■ BRIEF ■
Pull out every line from the listing that has the word "xlabel".

## START RECORDS TO PROCESS

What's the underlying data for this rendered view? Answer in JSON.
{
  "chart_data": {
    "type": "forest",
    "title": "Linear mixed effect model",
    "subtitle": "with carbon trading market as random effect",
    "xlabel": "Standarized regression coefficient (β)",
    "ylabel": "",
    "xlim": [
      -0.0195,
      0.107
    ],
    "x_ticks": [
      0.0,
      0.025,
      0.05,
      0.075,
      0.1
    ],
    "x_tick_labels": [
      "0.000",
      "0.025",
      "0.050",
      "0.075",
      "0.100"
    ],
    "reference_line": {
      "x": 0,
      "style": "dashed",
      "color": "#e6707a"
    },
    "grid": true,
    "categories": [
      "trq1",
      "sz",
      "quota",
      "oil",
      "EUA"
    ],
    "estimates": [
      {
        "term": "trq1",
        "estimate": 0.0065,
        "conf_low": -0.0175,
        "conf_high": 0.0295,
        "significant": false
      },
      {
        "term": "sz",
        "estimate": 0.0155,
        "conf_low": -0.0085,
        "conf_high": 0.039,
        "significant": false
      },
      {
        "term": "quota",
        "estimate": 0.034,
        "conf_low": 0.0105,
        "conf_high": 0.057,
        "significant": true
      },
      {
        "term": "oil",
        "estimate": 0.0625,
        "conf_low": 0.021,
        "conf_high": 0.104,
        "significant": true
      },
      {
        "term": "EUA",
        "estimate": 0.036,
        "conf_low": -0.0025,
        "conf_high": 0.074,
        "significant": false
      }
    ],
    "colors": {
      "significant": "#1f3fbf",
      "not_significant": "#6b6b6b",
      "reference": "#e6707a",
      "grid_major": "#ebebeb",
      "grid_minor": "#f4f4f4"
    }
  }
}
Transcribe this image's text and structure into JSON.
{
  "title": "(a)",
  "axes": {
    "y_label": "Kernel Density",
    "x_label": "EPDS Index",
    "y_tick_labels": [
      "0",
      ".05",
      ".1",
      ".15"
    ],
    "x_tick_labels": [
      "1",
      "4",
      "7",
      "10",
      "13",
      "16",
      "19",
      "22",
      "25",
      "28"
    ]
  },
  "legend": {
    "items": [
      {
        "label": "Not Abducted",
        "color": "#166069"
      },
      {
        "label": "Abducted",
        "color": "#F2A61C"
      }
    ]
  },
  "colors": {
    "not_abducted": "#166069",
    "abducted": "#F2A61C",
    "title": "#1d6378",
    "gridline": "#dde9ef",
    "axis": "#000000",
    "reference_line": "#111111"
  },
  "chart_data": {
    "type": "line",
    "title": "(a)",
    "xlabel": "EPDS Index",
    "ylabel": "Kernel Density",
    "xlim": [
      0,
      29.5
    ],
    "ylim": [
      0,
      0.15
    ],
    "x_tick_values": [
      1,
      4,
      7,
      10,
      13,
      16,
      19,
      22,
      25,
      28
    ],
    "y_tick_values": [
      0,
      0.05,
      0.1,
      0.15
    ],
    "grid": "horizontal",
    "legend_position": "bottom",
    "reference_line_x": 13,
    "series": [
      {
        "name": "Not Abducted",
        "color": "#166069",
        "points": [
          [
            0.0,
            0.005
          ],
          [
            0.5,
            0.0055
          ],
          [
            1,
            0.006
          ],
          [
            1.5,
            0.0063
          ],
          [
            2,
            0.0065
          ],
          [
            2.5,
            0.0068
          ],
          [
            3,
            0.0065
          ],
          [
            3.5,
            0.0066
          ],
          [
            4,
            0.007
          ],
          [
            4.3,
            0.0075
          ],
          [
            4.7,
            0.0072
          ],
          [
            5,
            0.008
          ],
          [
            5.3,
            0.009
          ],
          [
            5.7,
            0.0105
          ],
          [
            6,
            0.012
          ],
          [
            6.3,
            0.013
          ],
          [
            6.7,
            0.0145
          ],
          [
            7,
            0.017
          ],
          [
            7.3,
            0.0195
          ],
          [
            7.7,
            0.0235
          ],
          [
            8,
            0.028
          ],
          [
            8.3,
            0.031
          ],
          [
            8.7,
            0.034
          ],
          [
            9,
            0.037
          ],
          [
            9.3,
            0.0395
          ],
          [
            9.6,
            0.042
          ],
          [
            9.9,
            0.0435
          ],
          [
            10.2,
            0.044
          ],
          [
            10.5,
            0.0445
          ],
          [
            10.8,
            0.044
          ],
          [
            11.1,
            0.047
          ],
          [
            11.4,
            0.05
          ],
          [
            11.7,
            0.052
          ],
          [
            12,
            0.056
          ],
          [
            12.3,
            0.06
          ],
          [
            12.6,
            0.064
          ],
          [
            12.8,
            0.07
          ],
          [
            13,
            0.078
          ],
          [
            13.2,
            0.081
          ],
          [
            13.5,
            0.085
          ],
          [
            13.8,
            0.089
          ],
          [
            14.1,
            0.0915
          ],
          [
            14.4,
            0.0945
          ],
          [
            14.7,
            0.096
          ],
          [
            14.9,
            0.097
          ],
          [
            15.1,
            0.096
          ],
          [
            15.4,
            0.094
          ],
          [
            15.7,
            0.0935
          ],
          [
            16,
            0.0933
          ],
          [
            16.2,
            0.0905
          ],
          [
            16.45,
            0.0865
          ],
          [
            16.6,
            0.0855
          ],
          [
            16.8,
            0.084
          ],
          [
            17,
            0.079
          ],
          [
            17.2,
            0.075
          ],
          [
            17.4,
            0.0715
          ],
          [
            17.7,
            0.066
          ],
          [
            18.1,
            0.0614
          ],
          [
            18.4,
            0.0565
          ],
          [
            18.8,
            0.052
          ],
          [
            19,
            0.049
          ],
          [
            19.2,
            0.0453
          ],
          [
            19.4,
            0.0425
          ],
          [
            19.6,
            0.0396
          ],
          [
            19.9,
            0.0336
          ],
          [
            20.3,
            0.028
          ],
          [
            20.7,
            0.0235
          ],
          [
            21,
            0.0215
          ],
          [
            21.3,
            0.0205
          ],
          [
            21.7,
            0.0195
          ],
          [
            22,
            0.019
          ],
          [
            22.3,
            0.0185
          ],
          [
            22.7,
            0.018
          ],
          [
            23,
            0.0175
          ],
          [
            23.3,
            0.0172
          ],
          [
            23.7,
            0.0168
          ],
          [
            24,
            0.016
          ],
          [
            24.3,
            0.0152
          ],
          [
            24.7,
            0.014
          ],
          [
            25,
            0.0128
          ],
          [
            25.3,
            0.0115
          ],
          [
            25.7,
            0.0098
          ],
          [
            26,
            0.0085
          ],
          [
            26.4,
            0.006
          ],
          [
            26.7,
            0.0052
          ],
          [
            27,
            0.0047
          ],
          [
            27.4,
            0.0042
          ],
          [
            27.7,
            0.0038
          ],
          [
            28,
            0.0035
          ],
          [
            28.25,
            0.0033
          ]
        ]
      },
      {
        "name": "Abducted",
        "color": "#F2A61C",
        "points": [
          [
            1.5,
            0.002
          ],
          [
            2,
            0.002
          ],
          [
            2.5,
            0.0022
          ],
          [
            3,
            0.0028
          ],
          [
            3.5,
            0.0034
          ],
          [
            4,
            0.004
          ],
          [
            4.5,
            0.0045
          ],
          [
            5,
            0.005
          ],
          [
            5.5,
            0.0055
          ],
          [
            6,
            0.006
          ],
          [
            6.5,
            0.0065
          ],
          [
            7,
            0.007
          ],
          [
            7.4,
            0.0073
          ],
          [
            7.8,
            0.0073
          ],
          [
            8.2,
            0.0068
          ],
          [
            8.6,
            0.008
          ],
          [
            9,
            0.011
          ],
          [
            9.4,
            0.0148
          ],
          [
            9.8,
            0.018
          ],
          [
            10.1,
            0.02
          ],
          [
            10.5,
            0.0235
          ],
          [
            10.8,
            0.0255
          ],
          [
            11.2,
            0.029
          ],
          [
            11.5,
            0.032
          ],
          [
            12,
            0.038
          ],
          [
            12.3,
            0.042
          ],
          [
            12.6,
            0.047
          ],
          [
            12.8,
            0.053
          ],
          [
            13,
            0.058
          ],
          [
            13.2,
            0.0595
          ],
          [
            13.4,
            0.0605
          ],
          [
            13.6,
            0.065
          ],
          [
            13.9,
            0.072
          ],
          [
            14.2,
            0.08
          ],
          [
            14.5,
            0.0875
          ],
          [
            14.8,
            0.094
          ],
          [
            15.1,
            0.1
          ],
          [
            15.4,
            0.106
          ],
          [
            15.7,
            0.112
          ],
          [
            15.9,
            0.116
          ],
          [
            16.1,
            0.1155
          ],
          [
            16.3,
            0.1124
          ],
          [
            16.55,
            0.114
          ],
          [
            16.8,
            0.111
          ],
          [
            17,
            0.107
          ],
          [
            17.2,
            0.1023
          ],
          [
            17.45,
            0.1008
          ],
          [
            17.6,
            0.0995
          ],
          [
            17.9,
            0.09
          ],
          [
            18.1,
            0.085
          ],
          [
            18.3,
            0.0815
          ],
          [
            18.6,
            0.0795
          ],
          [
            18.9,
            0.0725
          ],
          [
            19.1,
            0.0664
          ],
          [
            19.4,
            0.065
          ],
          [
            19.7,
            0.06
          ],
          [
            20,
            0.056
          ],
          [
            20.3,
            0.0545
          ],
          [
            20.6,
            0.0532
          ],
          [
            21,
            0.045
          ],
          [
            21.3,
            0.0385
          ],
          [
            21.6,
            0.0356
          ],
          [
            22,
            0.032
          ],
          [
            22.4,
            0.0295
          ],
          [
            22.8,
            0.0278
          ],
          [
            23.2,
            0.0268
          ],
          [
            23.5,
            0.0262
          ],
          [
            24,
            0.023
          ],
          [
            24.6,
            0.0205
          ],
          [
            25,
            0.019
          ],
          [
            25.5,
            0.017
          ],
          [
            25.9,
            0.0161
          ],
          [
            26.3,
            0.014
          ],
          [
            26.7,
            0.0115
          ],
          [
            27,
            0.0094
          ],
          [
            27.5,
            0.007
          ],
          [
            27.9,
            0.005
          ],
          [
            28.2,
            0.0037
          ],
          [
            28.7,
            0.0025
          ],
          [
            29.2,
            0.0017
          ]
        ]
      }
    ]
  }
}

## END RECORDS TO PROCESS

■ ANSWER FOR THIS EXERCISE ■
    "xlabel": "Standarized regression coefficient (β)",
    "xlabel": "EPDS Index",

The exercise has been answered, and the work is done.